Given entries:
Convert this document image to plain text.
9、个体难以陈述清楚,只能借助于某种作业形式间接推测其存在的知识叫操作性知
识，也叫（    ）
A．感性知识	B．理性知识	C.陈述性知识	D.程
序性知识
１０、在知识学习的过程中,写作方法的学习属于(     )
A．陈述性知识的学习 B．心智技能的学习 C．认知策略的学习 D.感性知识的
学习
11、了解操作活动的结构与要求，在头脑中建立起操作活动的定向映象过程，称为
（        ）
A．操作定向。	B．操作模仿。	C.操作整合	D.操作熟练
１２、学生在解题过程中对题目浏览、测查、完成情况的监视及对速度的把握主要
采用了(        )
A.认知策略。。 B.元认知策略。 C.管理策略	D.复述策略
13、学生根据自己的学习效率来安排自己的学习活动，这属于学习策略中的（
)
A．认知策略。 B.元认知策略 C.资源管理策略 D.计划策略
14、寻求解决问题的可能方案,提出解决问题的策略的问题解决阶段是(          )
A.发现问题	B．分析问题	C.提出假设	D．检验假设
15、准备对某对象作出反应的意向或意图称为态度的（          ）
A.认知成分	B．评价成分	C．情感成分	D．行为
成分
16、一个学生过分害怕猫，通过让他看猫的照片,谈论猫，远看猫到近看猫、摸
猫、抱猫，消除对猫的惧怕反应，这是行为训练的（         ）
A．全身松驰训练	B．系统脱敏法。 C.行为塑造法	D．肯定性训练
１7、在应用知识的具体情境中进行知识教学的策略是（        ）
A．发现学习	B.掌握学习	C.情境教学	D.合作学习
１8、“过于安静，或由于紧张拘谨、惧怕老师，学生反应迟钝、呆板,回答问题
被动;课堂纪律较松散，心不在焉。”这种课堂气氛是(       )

What you have to do: Find every line with "元认知策略" in the listing and state how many there are, nothing else.

Task output: 2